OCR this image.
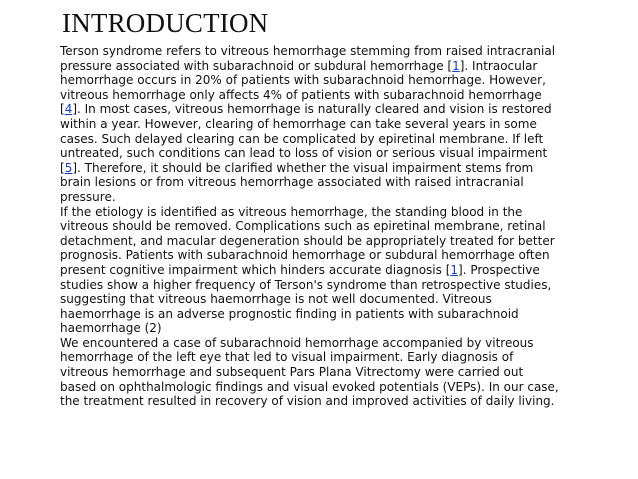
INTRODUCTION
Terson syndrome refers to vitreous hemorrhage stemming from raised intracranial
pressure associated with subarachnoid or subdural hemorrhage [1]. Intraocular
hemorrhage occurs in 20% of patients with subarachnoid hemorrhage. However,
vitreous hemorrhage only affects 4% of patients with subarachnoid hemorrhage
[4]. In most cases, vitreous hemorrhage is naturally cleared and vision is restored
within a year. However, clearing of hemorrhage can take several years in some
cases. Such delayed clearing can be complicated by epiretinal membrane. If left
untreated, such conditions can lead to loss of vision or serious visual impairment
[5]. Therefore, it should be clarified whether the visual impairment stems from
brain lesions or from vitreous hemorrhage associated with raised intracranial
pressure.
If the etiology is identified as vitreous hemorrhage, the standing blood in the
vitreous should be removed. Complications such as epiretinal membrane, retinal
detachment, and macular degeneration should be appropriately treated for better
prognosis. Patients with subarachnoid hemorrhage or subdural hemorrhage often
present cognitive impairment which hinders accurate diagnosis [1]. Prospective
studies show a higher frequency of Terson's syndrome than retrospective studies,
suggesting that vitreous haemorrhage is not well documented. Vitreous
haemorrhage is an adverse prognostic finding in patients with subarachnoid
haemorrhage (2)
We encountered a case of subarachnoid hemorrhage accompanied by vitreous
hemorrhage of the left eye that led to visual impairment. Early diagnosis of
vitreous hemorrhage and subsequent Pars Plana Vitrectomy were carried out
based on ophthalmologic findings and visual evoked potentials (VEPs). In our case,
the treatment resulted in recovery of vision and improved activities of daily living.
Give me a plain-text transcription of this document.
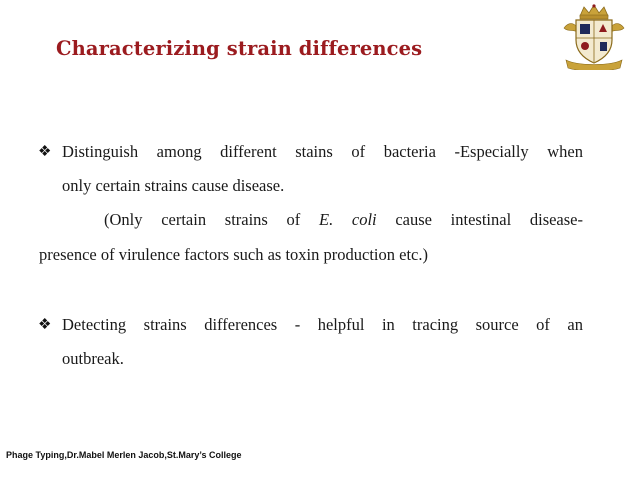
Characterizing strain differences
❖ Distinguish among different stains of bacteria -Especially when
only certain strains cause disease.
(Only certain strains of E. coli cause intestinal disease-
presence of virulence factors such as toxin production etc.)
❖ Detecting strains differences - helpful in tracing source of an
outbreak.

Phage Typing,Dr.Mabel Merlen Jacob,St.Mary’s College
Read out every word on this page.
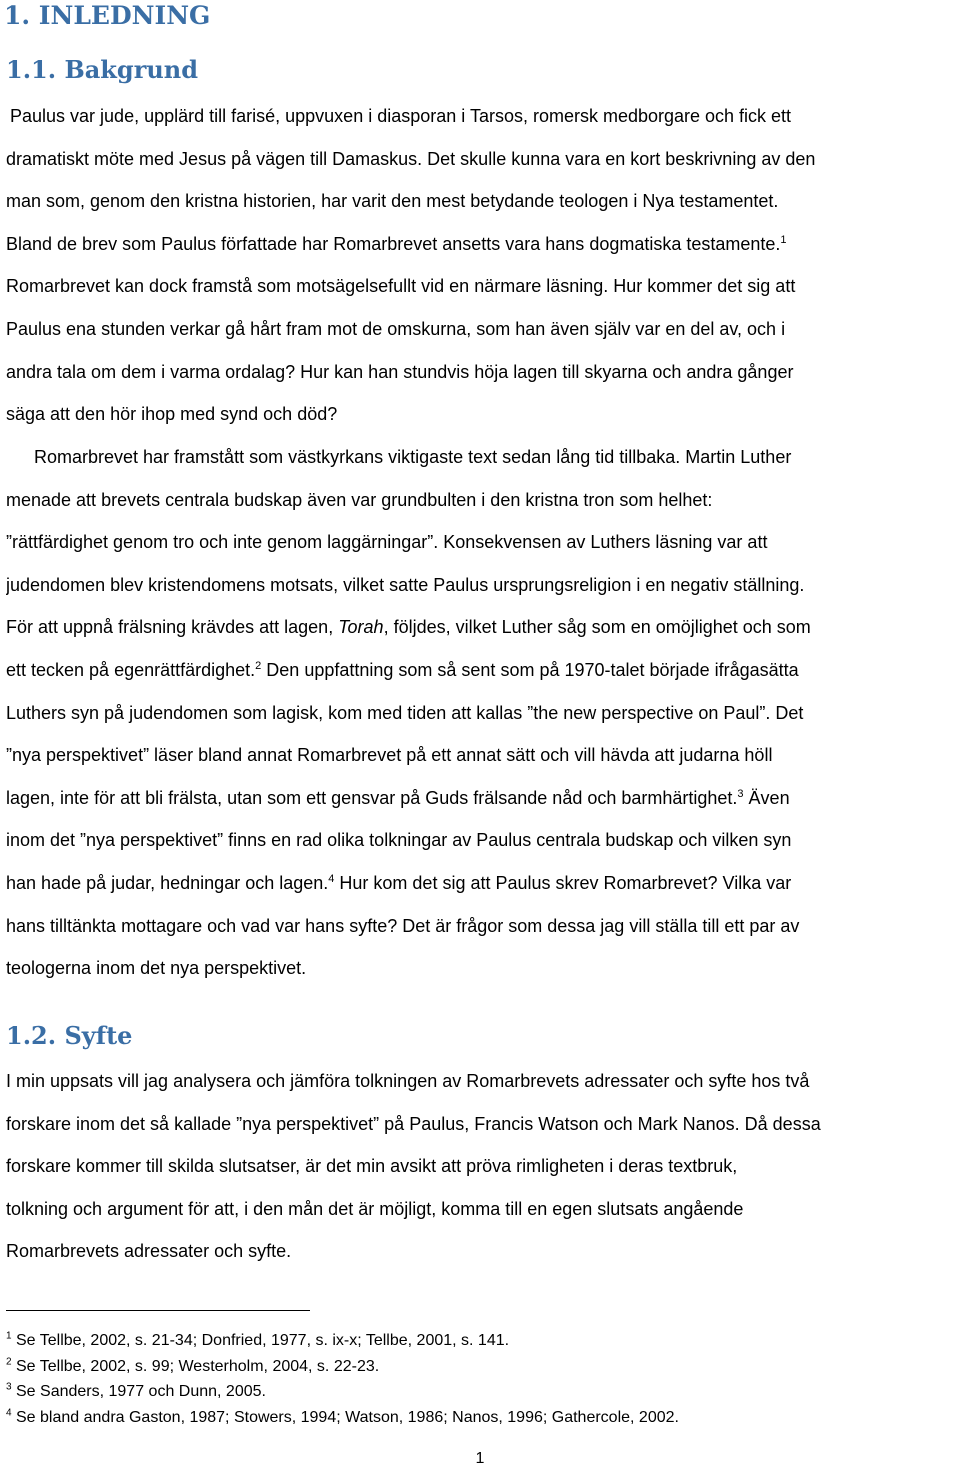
1. INLEDNING
1.1. Bakgrund
Paulus var jude, upplärd till farisé, uppvuxen i diasporan i Tarsos, romersk medborgare och fick ett
dramatiskt möte med Jesus på vägen till Damaskus. Det skulle kunna vara en kort beskrivning av den
man som, genom den kristna historien, har varit den mest betydande teologen i Nya testamentet.
Bland de brev som Paulus författade har Romarbrevet ansetts vara hans dogmatiska testamente.$^1$
Romarbrevet kan dock framstå som motsägelsefullt vid en närmare läsning. Hur kommer det sig att
Paulus ena stunden verkar gå hårt fram mot de omskurna, som han även själv var en del av, och i
andra tala om dem i varma ordalag? Hur kan han stundvis höja lagen till skyarna och andra gånger
säga att den hör ihop med synd och död?
Romarbrevet har framstått som västkyrkans viktigaste text sedan lång tid tillbaka. Martin Luther
menade att brevets centrala budskap även var grundbulten i den kristna tron som helhet:
”rättfärdighet genom tro och inte genom laggärningar”. Konsekvensen av Luthers läsning var att
judendomen blev kristendomens motsats, vilket satte Paulus ursprungsreligion i en negativ ställning.
För att uppnå frälsning krävdes att lagen, Torah, följdes, vilket Luther såg som en omöjlighet och som
ett tecken på egenrättfärdighet.$^2$ Den uppfattning som så sent som på 1970-talet började ifrågasätta
Luthers syn på judendomen som lagisk, kom med tiden att kallas ”the new perspective on Paul”. Det
”nya perspektivet” läser bland annat Romarbrevet på ett annat sätt och vill hävda att judarna höll
lagen, inte för att bli frälsta, utan som ett gensvar på Guds frälsande nåd och barmhärtighet.$^3$ Även
inom det ”nya perspektivet” finns en rad olika tolkningar av Paulus centrala budskap och vilken syn
han hade på judar, hedningar och lagen.$^4$ Hur kom det sig att Paulus skrev Romarbrevet? Vilka var
hans tilltänkta mottagare och vad var hans syfte? Det är frågor som dessa jag vill ställa till ett par av
teologerna inom det nya perspektivet.
1.2. Syfte
I min uppsats vill jag analysera och jämföra tolkningen av Romarbrevets adressater och syfte hos två
forskare inom det så kallade ”nya perspektivet” på Paulus, Francis Watson och Mark Nanos. Då dessa
forskare kommer till skilda slutsatser, är det min avsikt att pröva rimligheten i deras textbruk,
tolkning och argument för att, i den mån det är möjligt, komma till en egen slutsats angående
Romarbrevets adressater och syfte.
$^1$ Se Tellbe, 2002, s. 21-34; Donfried, 1977, s. ix-x; Tellbe, 2001, s. 141.
$^2$ Se Tellbe, 2002, s. 99; Westerholm, 2004, s. 22-23.
$^3$ Se Sanders, 1977 och Dunn, 2005.
$^4$ Se bland andra Gaston, 1987; Stowers, 1994; Watson, 1986; Nanos, 1996; Gathercole, 2002.
1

**TASK DESCRIPTION:**
Leaving each image aside, repeat the listing above exactly.

**RESULT OF THE TASK:**
OCR this image.
INTRODUCTION
Terson syndrome refers to vitreous hemorrhage stemming from raised intracranial
pressure associated with subarachnoid or subdural hemorrhage [1]. Intraocular
hemorrhage occurs in 20% of patients with subarachnoid hemorrhage. However,
vitreous hemorrhage only affects 4% of patients with subarachnoid hemorrhage
[4]. In most cases, vitreous hemorrhage is naturally cleared and vision is restored
within a year. However, clearing of hemorrhage can take several years in some
cases. Such delayed clearing can be complicated by epiretinal membrane. If left
untreated, such conditions can lead to loss of vision or serious visual impairment
[5]. Therefore, it should be clarified whether the visual impairment stems from
brain lesions or from vitreous hemorrhage associated with raised intracranial
pressure.
If the etiology is identified as vitreous hemorrhage, the standing blood in the
vitreous should be removed. Complications such as epiretinal membrane, retinal
detachment, and macular degeneration should be appropriately treated for better
prognosis. Patients with subarachnoid hemorrhage or subdural hemorrhage often
present cognitive impairment which hinders accurate diagnosis [1]. Prospective
studies show a higher frequency of Terson's syndrome than retrospective studies,
suggesting that vitreous haemorrhage is not well documented. Vitreous
haemorrhage is an adverse prognostic finding in patients with subarachnoid
haemorrhage (2)
We encountered a case of subarachnoid hemorrhage accompanied by vitreous
hemorrhage of the left eye that led to visual impairment. Early diagnosis of
vitreous hemorrhage and subsequent Pars Plana Vitrectomy were carried out
based on ophthalmologic findings and visual evoked potentials (VEPs). In our case,
the treatment resulted in recovery of vision and improved activities of daily living.
Give me a plain-text transcription of this document.
Characterizing strain differences
❖ Distinguish among different stains of bacteria -Especially when
only certain strains cause disease.
(Only certain strains of E. coli cause intestinal disease-
presence of virulence factors such as toxin production etc.)
❖ Detecting strains differences - helpful in tracing source of an
outbreak.

Phage Typing,Dr.Mabel Merlen Jacob,St.Mary’s College
Read out every word on this page.
1. INLEDNING
1.1. Bakgrund
Paulus var jude, upplärd till farisé, uppvuxen i diasporan i Tarsos, romersk medborgare och fick ett
dramatiskt möte med Jesus på vägen till Damaskus. Det skulle kunna vara en kort beskrivning av den
man som, genom den kristna historien, har varit den mest betydande teologen i Nya testamentet.
Bland de brev som Paulus författade har Romarbrevet ansetts vara hans dogmatiska testamente.$^1$
Romarbrevet kan dock framstå som motsägelsefullt vid en närmare läsning. Hur kommer det sig att
Paulus ena stunden verkar gå hårt fram mot de omskurna, som han även själv var en del av, och i
andra tala om dem i varma ordalag? Hur kan han stundvis höja lagen till skyarna och andra gånger
säga att den hör ihop med synd och död?
Romarbrevet har framstått som västkyrkans viktigaste text sedan lång tid tillbaka. Martin Luther
menade att brevets centrala budskap även var grundbulten i den kristna tron som helhet:
”rättfärdighet genom tro och inte genom laggärningar”. Konsekvensen av Luthers läsning var att
judendomen blev kristendomens motsats, vilket satte Paulus ursprungsreligion i en negativ ställning.
För att uppnå frälsning krävdes att lagen, Torah, följdes, vilket Luther såg som en omöjlighet och som
ett tecken på egenrättfärdighet.$^2$ Den uppfattning som så sent som på 1970-talet började ifrågasätta
Luthers syn på judendomen som lagisk, kom med tiden att kallas ”the new perspective on Paul”. Det
”nya perspektivet” läser bland annat Romarbrevet på ett annat sätt och vill hävda att judarna höll
lagen, inte för att bli frälsta, utan som ett gensvar på Guds frälsande nåd och barmhärtighet.$^3$ Även
inom det ”nya perspektivet” finns en rad olika tolkningar av Paulus centrala budskap och vilken syn
han hade på judar, hedningar och lagen.$^4$ Hur kom det sig att Paulus skrev Romarbrevet? Vilka var
hans tilltänkta mottagare och vad var hans syfte? Det är frågor som dessa jag vill ställa till ett par av
teologerna inom det nya perspektivet.
1.2. Syfte
I min uppsats vill jag analysera och jämföra tolkningen av Romarbrevets adressater och syfte hos två
forskare inom det så kallade ”nya perspektivet” på Paulus, Francis Watson och Mark Nanos. Då dessa
forskare kommer till skilda slutsatser, är det min avsikt att pröva rimligheten i deras textbruk,
tolkning och argument för att, i den mån det är möjligt, komma till en egen slutsats angående
Romarbrevets adressater och syfte.
$^1$ Se Tellbe, 2002, s. 21-34; Donfried, 1977, s. ix-x; Tellbe, 2001, s. 141.
$^2$ Se Tellbe, 2002, s. 99; Westerholm, 2004, s. 22-23.
$^3$ Se Sanders, 1977 och Dunn, 2005.
$^4$ Se bland andra Gaston, 1987; Stowers, 1994; Watson, 1986; Nanos, 1996; Gathercole, 2002.
1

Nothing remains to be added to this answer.